¿Qué es la diarrea estival?

Los meses de verano suelen traernos unas buenas temperaturas para disfrutar del tiempo libre, pero esto también conlleva algunos riesgos para la salud que debemos tener en cuenta. Y es que la subida del termómetro va ligado a un incremento en la proliferación de determinados organismos en los alimentos, hecho que puede provocar la denominada “diarrea estival”.

Es normal que en verano aumenten los casos de diarrea entre la población, no sólo por la mencionada gastroenteritis estival, sino también porque es una época del año en la que se acostumbra a viajar, lo cual coloca al turista en la posible situación de padecer la “diarrea del viajero” debido al cambio de ambiente y de alimentación. Sin embargo, centrándonos en la propiamente estival, su aparición resulta muy común debido a su origen bacteriano e infeccioso, fácilmente presente en alimentos que no han sido debidamente tratados. Es por esta razón que cuando llega el calor hay que tener precaución con los alimentos que pueden servir de base para el desarrollo de determinadas bacterias o para que adquieran otras capaces de liberar toxinas perniciosas.

veranoLa forma más frecuente de contagio se da, pues, mediante infección bacteriana; un ejemplo de esto serían los alimentos que contienen huevo, a menudo contaminados con la bacteria de la salmonella (de la familia de los enterobacteriaceae). Sin embargo, la gastroenteritis también puede venir dada por la toxoinfección alimentaria, que es cuando un alimento, directamente, se contamina por determinadas toxinas bacterianas, como las del estafilococo. Es necesario evitar la exposición de los alimentos a las altas temperaturas para evitar el desarrollo de estos microorganismos; una correcta refrigeración puede evitar muchos problemas en este sentido.

CONSIGNA 1: Según el texto sobre la diarrea estival, ¿con qué bacteria suelen estar contaminados los alimentos que contienen huevo?
CONSIGNA 2: Enumera todas las bacterias o familias de bacterias que se nombran en el texto sobre la diarrea estival.
CONSIGNA 3: Copia del texto sobre la diarrea estival el fragmento que empieza en las palabras "Es normal que" y termina después de "liberar toxinas perniciosas.".
Responde basándote únicamente en el texto.

REGISTROS PROPORCIONADOS:
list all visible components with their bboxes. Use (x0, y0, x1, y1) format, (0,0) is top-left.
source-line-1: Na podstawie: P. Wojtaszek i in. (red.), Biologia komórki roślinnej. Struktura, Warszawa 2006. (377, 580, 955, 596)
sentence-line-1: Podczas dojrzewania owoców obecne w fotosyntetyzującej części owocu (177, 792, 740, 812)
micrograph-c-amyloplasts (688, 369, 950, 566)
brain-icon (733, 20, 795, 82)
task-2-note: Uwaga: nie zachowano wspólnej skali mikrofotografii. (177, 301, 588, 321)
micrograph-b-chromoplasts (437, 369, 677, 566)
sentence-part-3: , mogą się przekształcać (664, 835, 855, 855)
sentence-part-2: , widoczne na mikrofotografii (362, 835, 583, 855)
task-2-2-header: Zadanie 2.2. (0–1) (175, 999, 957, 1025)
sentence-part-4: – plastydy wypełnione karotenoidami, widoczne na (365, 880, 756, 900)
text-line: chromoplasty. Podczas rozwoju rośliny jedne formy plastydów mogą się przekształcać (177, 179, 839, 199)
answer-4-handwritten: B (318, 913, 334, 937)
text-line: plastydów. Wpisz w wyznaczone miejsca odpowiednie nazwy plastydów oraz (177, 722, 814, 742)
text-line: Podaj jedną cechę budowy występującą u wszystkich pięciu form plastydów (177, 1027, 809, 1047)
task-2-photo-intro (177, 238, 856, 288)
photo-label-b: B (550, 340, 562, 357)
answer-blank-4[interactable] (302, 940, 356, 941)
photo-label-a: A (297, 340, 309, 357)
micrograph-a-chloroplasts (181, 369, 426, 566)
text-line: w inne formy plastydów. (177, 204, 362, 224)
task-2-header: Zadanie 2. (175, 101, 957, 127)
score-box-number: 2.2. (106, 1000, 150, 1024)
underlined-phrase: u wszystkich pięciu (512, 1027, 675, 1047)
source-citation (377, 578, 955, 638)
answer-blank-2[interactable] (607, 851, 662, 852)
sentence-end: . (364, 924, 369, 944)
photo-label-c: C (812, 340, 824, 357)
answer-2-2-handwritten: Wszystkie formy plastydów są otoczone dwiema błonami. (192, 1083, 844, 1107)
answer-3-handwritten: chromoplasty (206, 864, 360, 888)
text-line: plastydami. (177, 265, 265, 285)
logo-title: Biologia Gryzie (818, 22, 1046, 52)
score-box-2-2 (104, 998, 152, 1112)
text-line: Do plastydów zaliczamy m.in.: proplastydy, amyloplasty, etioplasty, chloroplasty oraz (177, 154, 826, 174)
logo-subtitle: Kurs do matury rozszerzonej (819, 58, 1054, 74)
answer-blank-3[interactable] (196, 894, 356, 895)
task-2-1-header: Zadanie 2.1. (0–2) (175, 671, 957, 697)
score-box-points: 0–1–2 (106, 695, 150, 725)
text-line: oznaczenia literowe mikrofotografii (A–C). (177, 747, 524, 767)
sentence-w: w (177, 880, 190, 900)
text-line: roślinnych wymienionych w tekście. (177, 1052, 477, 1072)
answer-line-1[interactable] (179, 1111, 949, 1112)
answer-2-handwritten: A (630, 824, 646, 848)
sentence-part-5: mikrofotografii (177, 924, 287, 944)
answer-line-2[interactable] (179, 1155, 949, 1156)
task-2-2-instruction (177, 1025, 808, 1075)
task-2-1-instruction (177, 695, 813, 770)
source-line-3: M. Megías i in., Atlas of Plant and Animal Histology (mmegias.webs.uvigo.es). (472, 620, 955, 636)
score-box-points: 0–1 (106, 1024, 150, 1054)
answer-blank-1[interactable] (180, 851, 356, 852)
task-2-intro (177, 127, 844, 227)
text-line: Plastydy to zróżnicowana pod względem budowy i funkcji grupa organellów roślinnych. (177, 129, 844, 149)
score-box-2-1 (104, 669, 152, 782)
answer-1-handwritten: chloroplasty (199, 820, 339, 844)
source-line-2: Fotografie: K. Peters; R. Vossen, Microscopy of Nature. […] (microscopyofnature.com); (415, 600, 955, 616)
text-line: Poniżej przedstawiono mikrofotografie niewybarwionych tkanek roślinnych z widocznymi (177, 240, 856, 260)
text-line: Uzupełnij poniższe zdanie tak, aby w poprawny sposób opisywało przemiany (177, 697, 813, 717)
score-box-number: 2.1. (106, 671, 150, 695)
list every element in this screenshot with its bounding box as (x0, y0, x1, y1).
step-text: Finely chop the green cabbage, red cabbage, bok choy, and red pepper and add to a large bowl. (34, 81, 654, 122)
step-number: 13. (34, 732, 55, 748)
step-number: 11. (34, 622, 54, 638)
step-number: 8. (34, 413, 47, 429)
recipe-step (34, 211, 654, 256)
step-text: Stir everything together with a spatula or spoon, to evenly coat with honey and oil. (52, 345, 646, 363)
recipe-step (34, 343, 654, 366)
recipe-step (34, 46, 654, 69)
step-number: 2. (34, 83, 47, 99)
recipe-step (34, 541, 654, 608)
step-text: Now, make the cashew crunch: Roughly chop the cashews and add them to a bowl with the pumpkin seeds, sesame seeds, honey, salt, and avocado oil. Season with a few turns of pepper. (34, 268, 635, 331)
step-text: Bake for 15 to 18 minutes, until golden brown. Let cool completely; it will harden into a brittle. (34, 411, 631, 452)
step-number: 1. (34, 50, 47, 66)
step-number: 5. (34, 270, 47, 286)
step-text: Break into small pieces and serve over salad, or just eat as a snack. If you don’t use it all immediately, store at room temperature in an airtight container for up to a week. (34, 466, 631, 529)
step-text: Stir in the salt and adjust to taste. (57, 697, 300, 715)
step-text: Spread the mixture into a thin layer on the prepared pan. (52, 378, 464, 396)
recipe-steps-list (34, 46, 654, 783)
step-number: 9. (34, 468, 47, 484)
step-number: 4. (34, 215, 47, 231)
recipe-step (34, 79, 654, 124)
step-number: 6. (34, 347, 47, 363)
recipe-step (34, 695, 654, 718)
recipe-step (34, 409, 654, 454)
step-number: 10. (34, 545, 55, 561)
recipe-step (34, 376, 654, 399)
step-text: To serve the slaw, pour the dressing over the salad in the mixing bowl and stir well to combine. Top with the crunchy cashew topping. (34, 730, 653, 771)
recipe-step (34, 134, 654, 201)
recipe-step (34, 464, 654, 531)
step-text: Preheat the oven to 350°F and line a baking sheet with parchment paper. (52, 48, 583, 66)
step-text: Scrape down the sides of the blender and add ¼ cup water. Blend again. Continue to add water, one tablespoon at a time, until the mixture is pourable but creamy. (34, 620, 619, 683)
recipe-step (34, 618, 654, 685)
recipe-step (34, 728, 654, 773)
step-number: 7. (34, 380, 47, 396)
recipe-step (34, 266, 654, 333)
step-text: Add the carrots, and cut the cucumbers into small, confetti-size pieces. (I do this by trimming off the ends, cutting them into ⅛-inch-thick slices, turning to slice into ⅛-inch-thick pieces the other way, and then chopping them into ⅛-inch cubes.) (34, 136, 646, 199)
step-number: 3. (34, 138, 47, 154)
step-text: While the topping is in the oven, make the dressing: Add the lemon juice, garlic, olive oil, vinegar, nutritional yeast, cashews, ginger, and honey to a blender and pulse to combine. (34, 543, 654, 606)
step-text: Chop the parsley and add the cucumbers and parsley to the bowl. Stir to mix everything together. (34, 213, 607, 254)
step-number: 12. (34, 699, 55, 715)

RESPUESTA ESCRITA 1: Con la bacteria de la salmonella.

RESPUESTA ESCRITA 2:
- Salmonella
- Enterobacteriaceae
- Estafilococo

RESPUESTA ESCRITA 3:
Es normal que en verano aumenten los casos de diarrea entre la población, no sólo por la mencionada gastroenteritis estival, sino también porque es una época del año en la que se acostumbra a viajar, lo cual coloca al turista en la posible situación de padecer la “diarrea del viajero” debido al cambio de ambiente y de alimentación. Sin embargo, centrándonos en la propiamente estival, su aparición resulta muy común debido a su origen bacteriano e infeccioso, fácilmente presente en alimentos que no han sido debidamente tratados. Es por esta razón que cuando llega el calor hay que tener precaución con los alimentos que pueden servir de base para el desarrollo de determinadas bacterias o para que adquieran otras capaces de liberar toxinas perniciosas.